Stated goal: Copy out each line of the material below that holds the string "leverage".

Excerpts from a figure dataset
++++++++++

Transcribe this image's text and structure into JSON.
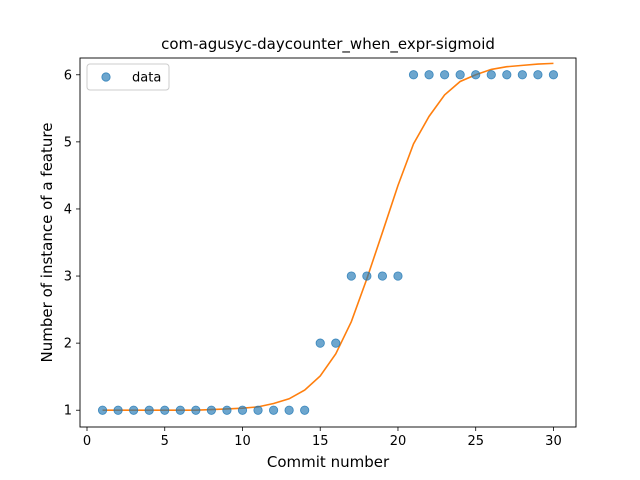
{
  "chart_data": {
    "type": "scatter",
    "title": "com-agusyc-daycounter_when_expr-sigmoid",
    "xlabel": "Commit number",
    "ylabel": "Number of instance of a feature",
    "xlim": [
      -0.45,
      31.45
    ],
    "ylim": [
      0.75,
      6.25
    ],
    "xticks": [
      0,
      5,
      10,
      15,
      20,
      25,
      30
    ],
    "yticks": [
      1,
      2,
      3,
      4,
      5,
      6
    ],
    "grid": false,
    "legend": {
      "position": "top-left",
      "entries": [
        "data"
      ]
    },
    "colors": {
      "data": "#1f77b4",
      "fit": "#ff7f0e"
    },
    "series": [
      {
        "name": "data",
        "kind": "scatter",
        "x": [
          1,
          2,
          3,
          4,
          5,
          6,
          7,
          8,
          9,
          10,
          11,
          12,
          13,
          14,
          15,
          16,
          17,
          18,
          19,
          20,
          21,
          22,
          23,
          24,
          25,
          26,
          27,
          28,
          29,
          30
        ],
        "y": [
          1,
          1,
          1,
          1,
          1,
          1,
          1,
          1,
          1,
          1,
          1,
          1,
          1,
          1,
          2,
          2,
          3,
          3,
          3,
          3,
          6,
          6,
          6,
          6,
          6,
          6,
          6,
          6,
          6,
          6
        ]
      },
      {
        "kind": "line",
        "x": [
          1,
          2,
          3,
          4,
          5,
          6,
          7,
          8,
          9,
          10,
          11,
          12,
          13,
          14,
          15,
          16,
          17,
          18,
          19,
          20,
          21,
          22,
          23,
          24,
          25,
          26,
          27,
          28,
          29,
          30
        ],
        "y": [
          1.0,
          1.0,
          1.0,
          1.0,
          1.0,
          1.0,
          1.0,
          1.01,
          1.02,
          1.03,
          1.05,
          1.1,
          1.17,
          1.3,
          1.51,
          1.84,
          2.32,
          2.96,
          3.65,
          4.35,
          4.97,
          5.38,
          5.7,
          5.9,
          6.0,
          6.08,
          6.12,
          6.14,
          6.16,
          6.17
        ]
      }
    ]
  }
}
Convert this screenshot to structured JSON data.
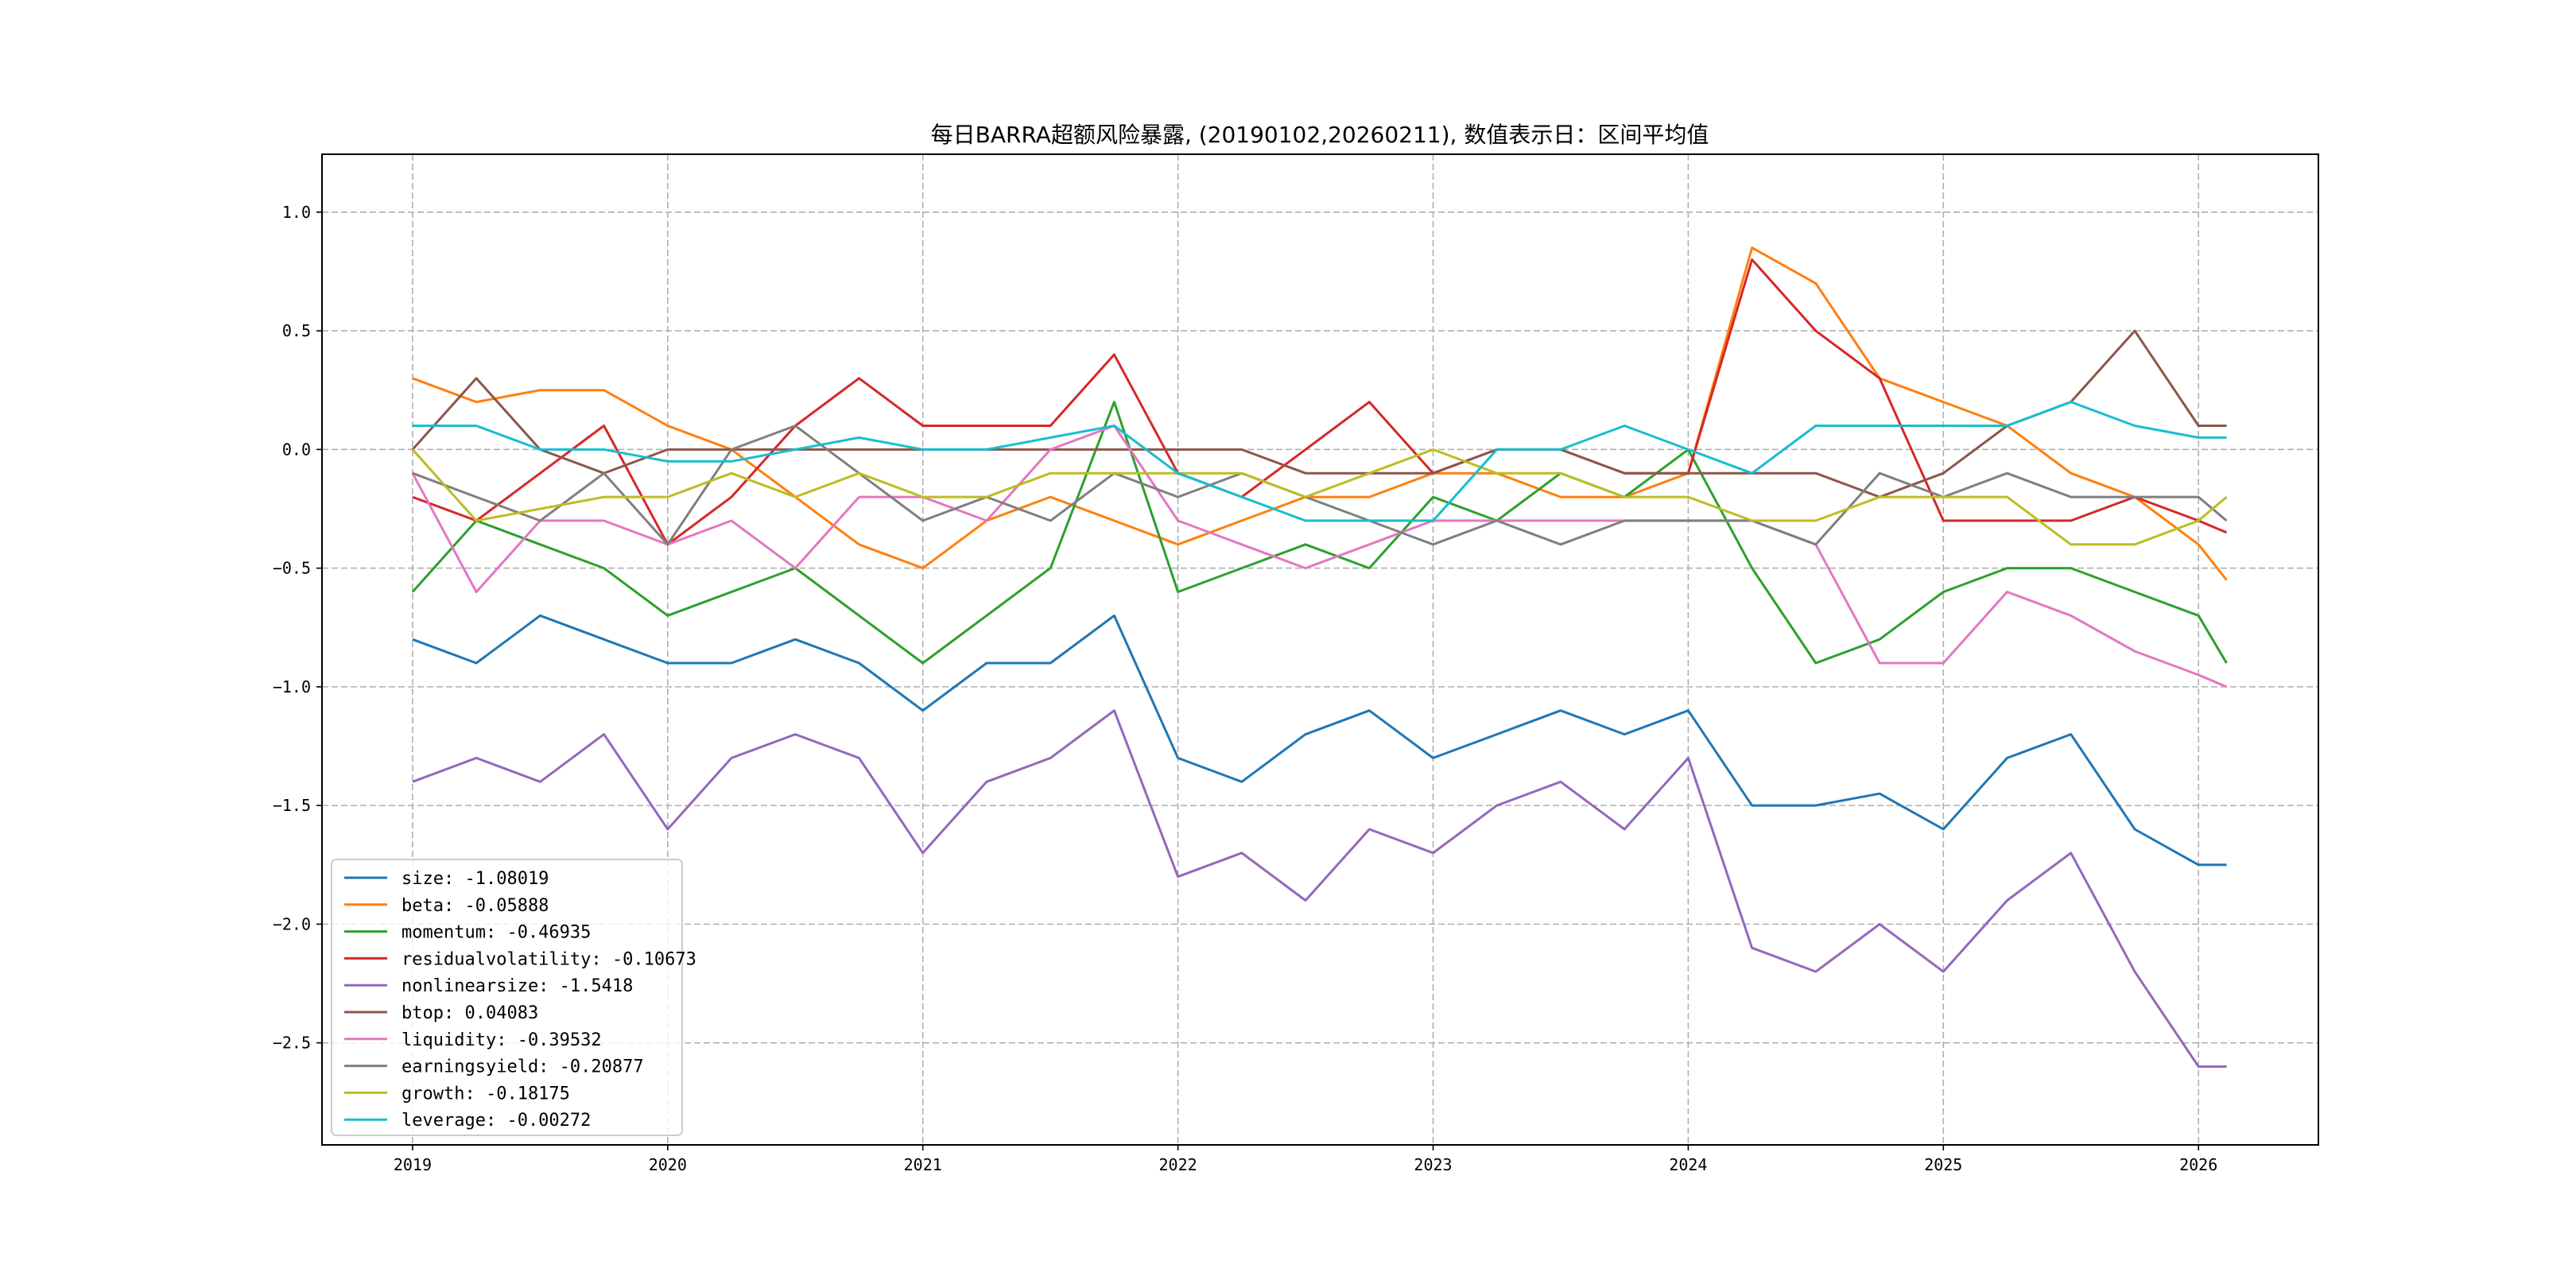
{
  "chart_data": {
    "type": "line",
    "title": "每日BARRA超额风险暴露, (20190102,20260211), 数值表示日：区间平均值",
    "xlabel": "",
    "ylabel": "",
    "xlim": [
      2018.645,
      2026.47
    ],
    "ylim": [
      -2.93,
      1.244
    ],
    "grid": true,
    "legend_position": "lower-left",
    "x_ticks": [
      2019,
      2020,
      2021,
      2022,
      2023,
      2024,
      2025,
      2026
    ],
    "x_tick_labels": [
      "2019",
      "2020",
      "2021",
      "2022",
      "2023",
      "2024",
      "2025",
      "2026"
    ],
    "y_ticks": [
      1.0,
      0.5,
      0.0,
      -0.5,
      -1.0,
      -1.5,
      -2.0,
      -2.5
    ],
    "y_tick_labels": [
      "1.0",
      "0.5",
      "0.0",
      "−0.5",
      "−1.0",
      "−1.5",
      "−2.0",
      "−2.5"
    ],
    "x": [
      2019.0,
      2019.25,
      2019.5,
      2019.75,
      2020.0,
      2020.25,
      2020.5,
      2020.75,
      2021.0,
      2021.25,
      2021.5,
      2021.75,
      2022.0,
      2022.25,
      2022.5,
      2022.75,
      2023.0,
      2023.25,
      2023.5,
      2023.75,
      2024.0,
      2024.25,
      2024.5,
      2024.75,
      2025.0,
      2025.25,
      2025.5,
      2025.75,
      2026.0,
      2026.11
    ],
    "series": [
      {
        "name": "size",
        "label": "size: -1.08019",
        "color": "#1f77b4",
        "values": [
          -0.8,
          -0.9,
          -0.7,
          -0.8,
          -0.9,
          -0.9,
          -0.8,
          -0.9,
          -1.1,
          -0.9,
          -0.9,
          -0.7,
          -1.3,
          -1.4,
          -1.2,
          -1.1,
          -1.3,
          -1.2,
          -1.1,
          -1.2,
          -1.1,
          -1.5,
          -1.5,
          -1.45,
          -1.6,
          -1.3,
          -1.2,
          -1.6,
          -1.75,
          -1.75
        ]
      },
      {
        "name": "beta",
        "label": "beta: -0.05888",
        "color": "#ff7f0e",
        "values": [
          0.3,
          0.2,
          0.25,
          0.25,
          0.1,
          0.0,
          -0.2,
          -0.4,
          -0.5,
          -0.3,
          -0.2,
          -0.3,
          -0.4,
          -0.3,
          -0.2,
          -0.2,
          -0.1,
          -0.1,
          -0.2,
          -0.2,
          -0.1,
          0.85,
          0.7,
          0.3,
          0.2,
          0.1,
          -0.1,
          -0.2,
          -0.4,
          -0.55
        ]
      },
      {
        "name": "momentum",
        "label": "momentum: -0.46935",
        "color": "#2ca02c",
        "values": [
          -0.6,
          -0.3,
          -0.4,
          -0.5,
          -0.7,
          -0.6,
          -0.5,
          -0.7,
          -0.9,
          -0.7,
          -0.5,
          0.2,
          -0.6,
          -0.5,
          -0.4,
          -0.5,
          -0.2,
          -0.3,
          -0.1,
          -0.2,
          0.0,
          -0.5,
          -0.9,
          -0.8,
          -0.6,
          -0.5,
          -0.5,
          -0.6,
          -0.7,
          -0.9
        ]
      },
      {
        "name": "residualvolatility",
        "label": "residualvolatility: -0.10673",
        "color": "#d62728",
        "values": [
          -0.2,
          -0.3,
          -0.1,
          0.1,
          -0.4,
          -0.2,
          0.1,
          0.3,
          0.1,
          0.1,
          0.1,
          0.4,
          -0.1,
          -0.2,
          0.0,
          0.2,
          -0.1,
          0.0,
          0.0,
          -0.1,
          -0.1,
          0.8,
          0.5,
          0.3,
          -0.3,
          -0.3,
          -0.3,
          -0.2,
          -0.3,
          -0.35
        ]
      },
      {
        "name": "nonlinearsize",
        "label": "nonlinearsize: -1.5418",
        "color": "#9467bd",
        "values": [
          -1.4,
          -1.3,
          -1.4,
          -1.2,
          -1.6,
          -1.3,
          -1.2,
          -1.3,
          -1.7,
          -1.4,
          -1.3,
          -1.1,
          -1.8,
          -1.7,
          -1.9,
          -1.6,
          -1.7,
          -1.5,
          -1.4,
          -1.6,
          -1.3,
          -2.1,
          -2.2,
          -2.0,
          -2.2,
          -1.9,
          -1.7,
          -2.2,
          -2.6,
          -2.6
        ]
      },
      {
        "name": "btop",
        "label": "btop: 0.04083",
        "color": "#8c564b",
        "values": [
          0.0,
          0.3,
          0.0,
          -0.1,
          0.0,
          0.0,
          0.0,
          0.0,
          0.0,
          0.0,
          0.0,
          0.0,
          0.0,
          0.0,
          -0.1,
          -0.1,
          -0.1,
          0.0,
          0.0,
          -0.1,
          -0.1,
          -0.1,
          -0.1,
          -0.2,
          -0.1,
          0.1,
          0.2,
          0.5,
          0.1,
          0.1
        ]
      },
      {
        "name": "liquidity",
        "label": "liquidity: -0.39532",
        "color": "#e377c2",
        "values": [
          -0.1,
          -0.6,
          -0.3,
          -0.3,
          -0.4,
          -0.3,
          -0.5,
          -0.2,
          -0.2,
          -0.3,
          0.0,
          0.1,
          -0.3,
          -0.4,
          -0.5,
          -0.4,
          -0.3,
          -0.3,
          -0.3,
          -0.3,
          -0.3,
          -0.3,
          -0.4,
          -0.9,
          -0.9,
          -0.6,
          -0.7,
          -0.85,
          -0.95,
          -1.0
        ]
      },
      {
        "name": "earningsyield",
        "label": "earningsyield: -0.20877",
        "color": "#7f7f7f",
        "values": [
          -0.1,
          -0.2,
          -0.3,
          -0.1,
          -0.4,
          0.0,
          0.1,
          -0.1,
          -0.3,
          -0.2,
          -0.3,
          -0.1,
          -0.2,
          -0.1,
          -0.2,
          -0.3,
          -0.4,
          -0.3,
          -0.4,
          -0.3,
          -0.3,
          -0.3,
          -0.4,
          -0.1,
          -0.2,
          -0.1,
          -0.2,
          -0.2,
          -0.2,
          -0.3
        ]
      },
      {
        "name": "growth",
        "label": "growth: -0.18175",
        "color": "#bcbd22",
        "values": [
          0.0,
          -0.3,
          -0.25,
          -0.2,
          -0.2,
          -0.1,
          -0.2,
          -0.1,
          -0.2,
          -0.2,
          -0.1,
          -0.1,
          -0.1,
          -0.1,
          -0.2,
          -0.1,
          0.0,
          -0.1,
          -0.1,
          -0.2,
          -0.2,
          -0.3,
          -0.3,
          -0.2,
          -0.2,
          -0.2,
          -0.4,
          -0.4,
          -0.3,
          -0.2
        ]
      },
      {
        "name": "leverage",
        "label": "leverage: -0.00272",
        "color": "#17becf",
        "values": [
          0.1,
          0.1,
          0.0,
          0.0,
          -0.05,
          -0.05,
          0.0,
          0.05,
          0.0,
          0.0,
          0.05,
          0.1,
          -0.1,
          -0.2,
          -0.3,
          -0.3,
          -0.3,
          0.0,
          0.0,
          0.1,
          0.0,
          -0.1,
          0.1,
          0.1,
          0.1,
          0.1,
          0.2,
          0.1,
          0.05,
          0.05
        ]
      }
    ]
  }
}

++++++++++

Answer below:
        "name": "leverage",
        "label": "leverage: -0.00272",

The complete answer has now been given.